── SUPPLIED ENTRIES ──

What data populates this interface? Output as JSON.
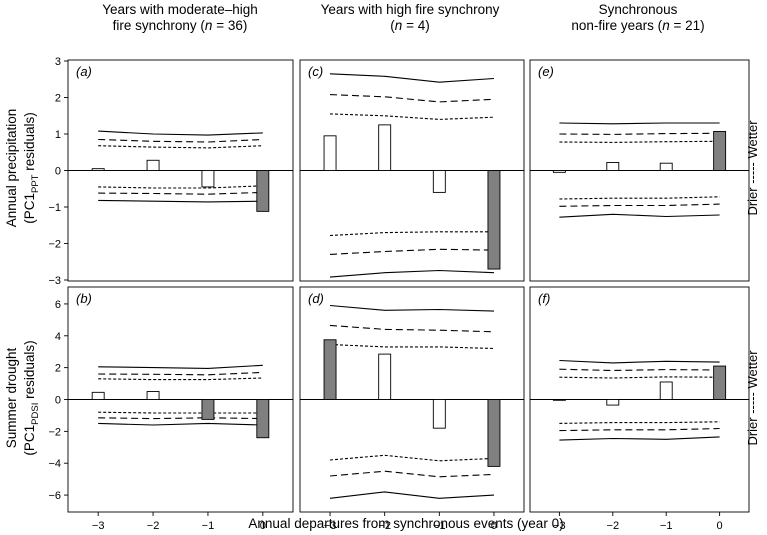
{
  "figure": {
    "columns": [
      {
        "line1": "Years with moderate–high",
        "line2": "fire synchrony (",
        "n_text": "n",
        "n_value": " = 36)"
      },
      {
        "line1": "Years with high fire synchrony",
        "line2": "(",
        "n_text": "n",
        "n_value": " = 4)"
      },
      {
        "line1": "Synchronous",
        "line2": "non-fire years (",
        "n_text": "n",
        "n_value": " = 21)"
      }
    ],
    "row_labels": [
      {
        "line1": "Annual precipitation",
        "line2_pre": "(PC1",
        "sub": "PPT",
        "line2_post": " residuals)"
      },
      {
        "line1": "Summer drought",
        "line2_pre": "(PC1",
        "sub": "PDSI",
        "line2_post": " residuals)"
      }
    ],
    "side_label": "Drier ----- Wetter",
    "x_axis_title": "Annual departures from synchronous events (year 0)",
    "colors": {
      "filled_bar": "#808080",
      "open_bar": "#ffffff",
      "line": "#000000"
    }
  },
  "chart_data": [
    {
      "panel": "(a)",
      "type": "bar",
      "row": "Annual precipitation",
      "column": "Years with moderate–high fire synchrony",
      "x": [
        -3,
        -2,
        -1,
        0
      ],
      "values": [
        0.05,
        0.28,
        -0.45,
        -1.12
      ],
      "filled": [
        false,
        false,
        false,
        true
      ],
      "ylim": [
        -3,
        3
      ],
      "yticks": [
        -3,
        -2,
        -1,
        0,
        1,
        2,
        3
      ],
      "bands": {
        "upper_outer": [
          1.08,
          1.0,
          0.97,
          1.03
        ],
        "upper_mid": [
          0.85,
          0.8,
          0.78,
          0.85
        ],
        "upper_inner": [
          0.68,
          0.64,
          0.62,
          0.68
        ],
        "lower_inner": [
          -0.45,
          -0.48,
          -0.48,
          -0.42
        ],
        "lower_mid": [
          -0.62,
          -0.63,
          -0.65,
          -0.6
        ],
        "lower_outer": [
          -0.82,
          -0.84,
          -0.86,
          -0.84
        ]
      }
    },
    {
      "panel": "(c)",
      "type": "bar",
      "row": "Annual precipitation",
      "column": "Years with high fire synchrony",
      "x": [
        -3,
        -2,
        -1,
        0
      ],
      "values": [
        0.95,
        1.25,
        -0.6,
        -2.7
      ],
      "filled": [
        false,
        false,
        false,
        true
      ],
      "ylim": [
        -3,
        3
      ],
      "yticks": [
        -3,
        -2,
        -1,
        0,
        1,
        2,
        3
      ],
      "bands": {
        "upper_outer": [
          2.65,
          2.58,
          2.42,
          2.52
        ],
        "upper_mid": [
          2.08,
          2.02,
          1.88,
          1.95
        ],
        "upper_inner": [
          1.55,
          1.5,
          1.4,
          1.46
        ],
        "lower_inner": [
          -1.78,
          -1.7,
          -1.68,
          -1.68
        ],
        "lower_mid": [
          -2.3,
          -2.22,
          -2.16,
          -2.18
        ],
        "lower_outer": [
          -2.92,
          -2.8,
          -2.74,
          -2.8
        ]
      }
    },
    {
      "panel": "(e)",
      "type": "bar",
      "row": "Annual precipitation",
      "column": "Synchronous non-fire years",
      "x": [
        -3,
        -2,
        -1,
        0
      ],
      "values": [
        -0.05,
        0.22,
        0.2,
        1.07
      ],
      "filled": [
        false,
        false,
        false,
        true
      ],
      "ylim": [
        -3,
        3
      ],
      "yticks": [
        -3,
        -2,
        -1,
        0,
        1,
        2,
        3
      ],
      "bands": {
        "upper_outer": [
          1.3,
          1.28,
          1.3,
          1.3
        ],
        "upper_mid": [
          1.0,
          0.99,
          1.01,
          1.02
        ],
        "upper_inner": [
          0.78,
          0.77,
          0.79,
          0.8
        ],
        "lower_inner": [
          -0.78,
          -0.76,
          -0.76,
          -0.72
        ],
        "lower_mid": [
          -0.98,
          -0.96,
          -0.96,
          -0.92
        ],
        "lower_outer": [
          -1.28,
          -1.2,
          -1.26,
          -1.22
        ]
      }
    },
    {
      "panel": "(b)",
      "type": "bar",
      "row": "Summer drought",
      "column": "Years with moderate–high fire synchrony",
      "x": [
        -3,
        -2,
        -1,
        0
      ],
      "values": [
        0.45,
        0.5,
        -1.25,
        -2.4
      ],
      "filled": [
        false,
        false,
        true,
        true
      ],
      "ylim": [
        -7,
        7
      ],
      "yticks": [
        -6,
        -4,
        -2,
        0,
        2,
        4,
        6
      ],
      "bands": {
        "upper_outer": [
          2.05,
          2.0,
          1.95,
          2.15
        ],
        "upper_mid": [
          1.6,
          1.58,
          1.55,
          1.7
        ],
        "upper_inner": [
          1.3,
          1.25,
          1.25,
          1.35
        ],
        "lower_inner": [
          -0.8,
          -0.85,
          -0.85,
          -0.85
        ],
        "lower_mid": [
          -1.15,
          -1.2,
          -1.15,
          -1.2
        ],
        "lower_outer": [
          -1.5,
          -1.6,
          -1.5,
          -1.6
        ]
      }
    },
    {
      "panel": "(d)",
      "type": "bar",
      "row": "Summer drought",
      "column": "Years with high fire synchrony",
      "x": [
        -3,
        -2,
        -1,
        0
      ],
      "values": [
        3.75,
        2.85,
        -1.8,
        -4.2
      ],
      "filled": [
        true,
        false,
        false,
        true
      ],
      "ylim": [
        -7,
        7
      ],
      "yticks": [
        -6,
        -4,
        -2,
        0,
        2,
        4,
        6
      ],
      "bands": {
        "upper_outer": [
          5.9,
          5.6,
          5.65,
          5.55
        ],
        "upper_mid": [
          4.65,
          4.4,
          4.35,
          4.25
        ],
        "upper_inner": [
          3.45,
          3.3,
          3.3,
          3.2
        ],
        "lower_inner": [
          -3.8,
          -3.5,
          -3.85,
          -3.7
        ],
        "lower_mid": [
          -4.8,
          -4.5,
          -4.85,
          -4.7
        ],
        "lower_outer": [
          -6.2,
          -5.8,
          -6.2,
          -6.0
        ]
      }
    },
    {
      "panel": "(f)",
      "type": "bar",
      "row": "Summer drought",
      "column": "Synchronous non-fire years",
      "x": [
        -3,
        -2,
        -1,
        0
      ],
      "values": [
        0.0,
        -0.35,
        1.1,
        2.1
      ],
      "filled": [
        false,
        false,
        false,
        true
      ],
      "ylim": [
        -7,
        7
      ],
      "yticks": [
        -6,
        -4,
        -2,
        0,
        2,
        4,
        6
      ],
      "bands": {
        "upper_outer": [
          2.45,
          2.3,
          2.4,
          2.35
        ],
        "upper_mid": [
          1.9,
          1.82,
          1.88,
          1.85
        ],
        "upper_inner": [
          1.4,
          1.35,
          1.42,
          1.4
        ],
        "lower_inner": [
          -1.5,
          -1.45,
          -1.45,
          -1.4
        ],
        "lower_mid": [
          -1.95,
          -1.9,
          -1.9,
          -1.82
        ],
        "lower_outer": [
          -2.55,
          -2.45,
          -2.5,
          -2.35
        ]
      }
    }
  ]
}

───

> **THE REQUEST**
Quote all of the entries word for word, omitting any pictures.

> **COMPLETE RESPONSE**
What data populates this interface? Output as JSON.
{
  "figure": {
    "columns": [
      {
        "line1": "Years with moderate–high",
        "line2": "fire synchrony (",
        "n_text": "n",
        "n_value": " = 36)"
      },
      {
        "line1": "Years with high fire synchrony",
        "line2": "(",
        "n_text": "n",
        "n_value": " = 4)"
      },
      {
        "line1": "Synchronous",
        "line2": "non-fire years (",
        "n_text": "n",
        "n_value": " = 21)"
      }
    ],
    "row_labels": [
      {
        "line1": "Annual precipitation",
        "line2_pre": "(PC1",
        "sub": "PPT",
        "line2_post": " residuals)"
      },
      {
        "line1": "Summer drought",
        "line2_pre": "(PC1",
        "sub": "PDSI",
        "line2_post": " residuals)"
      }
    ],
    "side_label": "Drier ----- Wetter",
    "x_axis_title": "Annual departures from synchronous events (year 0)",
    "colors": {
      "filled_bar": "#808080",
      "open_bar": "#ffffff",
      "line": "#000000"
    }
  },
  "chart_data": [
    {
      "panel": "(a)",
      "type": "bar",
      "row": "Annual precipitation",
      "column": "Years with moderate–high fire synchrony",
      "x": [
        -3,
        -2,
        -1,
        0
      ],
      "values": [
        0.05,
        0.28,
        -0.45,
        -1.12
      ],
      "filled": [
        false,
        false,
        false,
        true
      ],
      "ylim": [
        -3,
        3
      ],
      "yticks": [
        -3,
        -2,
        -1,
        0,
        1,
        2,
        3
      ],
      "bands": {
        "upper_outer": [
          1.08,
          1.0,
          0.97,
          1.03
        ],
        "upper_mid": [
          0.85,
          0.8,
          0.78,
          0.85
        ],
        "upper_inner": [
          0.68,
          0.64,
          0.62,
          0.68
        ],
        "lower_inner": [
          -0.45,
          -0.48,
          -0.48,
          -0.42
        ],
        "lower_mid": [
          -0.62,
          -0.63,
          -0.65,
          -0.6
        ],
        "lower_outer": [
          -0.82,
          -0.84,
          -0.86,
          -0.84
        ]
      }
    },
    {
      "panel": "(c)",
      "type": "bar",
      "row": "Annual precipitation",
      "column": "Years with high fire synchrony",
      "x": [
        -3,
        -2,
        -1,
        0
      ],
      "values": [
        0.95,
        1.25,
        -0.6,
        -2.7
      ],
      "filled": [
        false,
        false,
        false,
        true
      ],
      "ylim": [
        -3,
        3
      ],
      "yticks": [
        -3,
        -2,
        -1,
        0,
        1,
        2,
        3
      ],
      "bands": {
        "upper_outer": [
          2.65,
          2.58,
          2.42,
          2.52
        ],
        "upper_mid": [
          2.08,
          2.02,
          1.88,
          1.95
        ],
        "upper_inner": [
          1.55,
          1.5,
          1.4,
          1.46
        ],
        "lower_inner": [
          -1.78,
          -1.7,
          -1.68,
          -1.68
        ],
        "lower_mid": [
          -2.3,
          -2.22,
          -2.16,
          -2.18
        ],
        "lower_outer": [
          -2.92,
          -2.8,
          -2.74,
          -2.8
        ]
      }
    },
    {
      "panel": "(e)",
      "type": "bar",
      "row": "Annual precipitation",
      "column": "Synchronous non-fire years",
      "x": [
        -3,
        -2,
        -1,
        0
      ],
      "values": [
        -0.05,
        0.22,
        0.2,
        1.07
      ],
      "filled": [
        false,
        false,
        false,
        true
      ],
      "ylim": [
        -3,
        3
      ],
      "yticks": [
        -3,
        -2,
        -1,
        0,
        1,
        2,
        3
      ],
      "bands": {
        "upper_outer": [
          1.3,
          1.28,
          1.3,
          1.3
        ],
        "upper_mid": [
          1.0,
          0.99,
          1.01,
          1.02
        ],
        "upper_inner": [
          0.78,
          0.77,
          0.79,
          0.8
        ],
        "lower_inner": [
          -0.78,
          -0.76,
          -0.76,
          -0.72
        ],
        "lower_mid": [
          -0.98,
          -0.96,
          -0.96,
          -0.92
        ],
        "lower_outer": [
          -1.28,
          -1.2,
          -1.26,
          -1.22
        ]
      }
    },
    {
      "panel": "(b)",
      "type": "bar",
      "row": "Summer drought",
      "column": "Years with moderate–high fire synchrony",
      "x": [
        -3,
        -2,
        -1,
        0
      ],
      "values": [
        0.45,
        0.5,
        -1.25,
        -2.4
      ],
      "filled": [
        false,
        false,
        true,
        true
      ],
      "ylim": [
        -7,
        7
      ],
      "yticks": [
        -6,
        -4,
        -2,
        0,
        2,
        4,
        6
      ],
      "bands": {
        "upper_outer": [
          2.05,
          2.0,
          1.95,
          2.15
        ],
        "upper_mid": [
          1.6,
          1.58,
          1.55,
          1.7
        ],
        "upper_inner": [
          1.3,
          1.25,
          1.25,
          1.35
        ],
        "lower_inner": [
          -0.8,
          -0.85,
          -0.85,
          -0.85
        ],
        "lower_mid": [
          -1.15,
          -1.2,
          -1.15,
          -1.2
        ],
        "lower_outer": [
          -1.5,
          -1.6,
          -1.5,
          -1.6
        ]
      }
    },
    {
      "panel": "(d)",
      "type": "bar",
      "row": "Summer drought",
      "column": "Years with high fire synchrony",
      "x": [
        -3,
        -2,
        -1,
        0
      ],
      "values": [
        3.75,
        2.85,
        -1.8,
        -4.2
      ],
      "filled": [
        true,
        false,
        false,
        true
      ],
      "ylim": [
        -7,
        7
      ],
      "yticks": [
        -6,
        -4,
        -2,
        0,
        2,
        4,
        6
      ],
      "bands": {
        "upper_outer": [
          5.9,
          5.6,
          5.65,
          5.55
        ],
        "upper_mid": [
          4.65,
          4.4,
          4.35,
          4.25
        ],
        "upper_inner": [
          3.45,
          3.3,
          3.3,
          3.2
        ],
        "lower_inner": [
          -3.8,
          -3.5,
          -3.85,
          -3.7
        ],
        "lower_mid": [
          -4.8,
          -4.5,
          -4.85,
          -4.7
        ],
        "lower_outer": [
          -6.2,
          -5.8,
          -6.2,
          -6.0
        ]
      }
    },
    {
      "panel": "(f)",
      "type": "bar",
      "row": "Summer drought",
      "column": "Synchronous non-fire years",
      "x": [
        -3,
        -2,
        -1,
        0
      ],
      "values": [
        0.0,
        -0.35,
        1.1,
        2.1
      ],
      "filled": [
        false,
        false,
        false,
        true
      ],
      "ylim": [
        -7,
        7
      ],
      "yticks": [
        -6,
        -4,
        -2,
        0,
        2,
        4,
        6
      ],
      "bands": {
        "upper_outer": [
          2.45,
          2.3,
          2.4,
          2.35
        ],
        "upper_mid": [
          1.9,
          1.82,
          1.88,
          1.85
        ],
        "upper_inner": [
          1.4,
          1.35,
          1.42,
          1.4
        ],
        "lower_inner": [
          -1.5,
          -1.45,
          -1.45,
          -1.4
        ],
        "lower_mid": [
          -1.95,
          -1.9,
          -1.9,
          -1.82
        ],
        "lower_outer": [
          -2.55,
          -2.45,
          -2.5,
          -2.35
        ]
      }
    }
  ]
}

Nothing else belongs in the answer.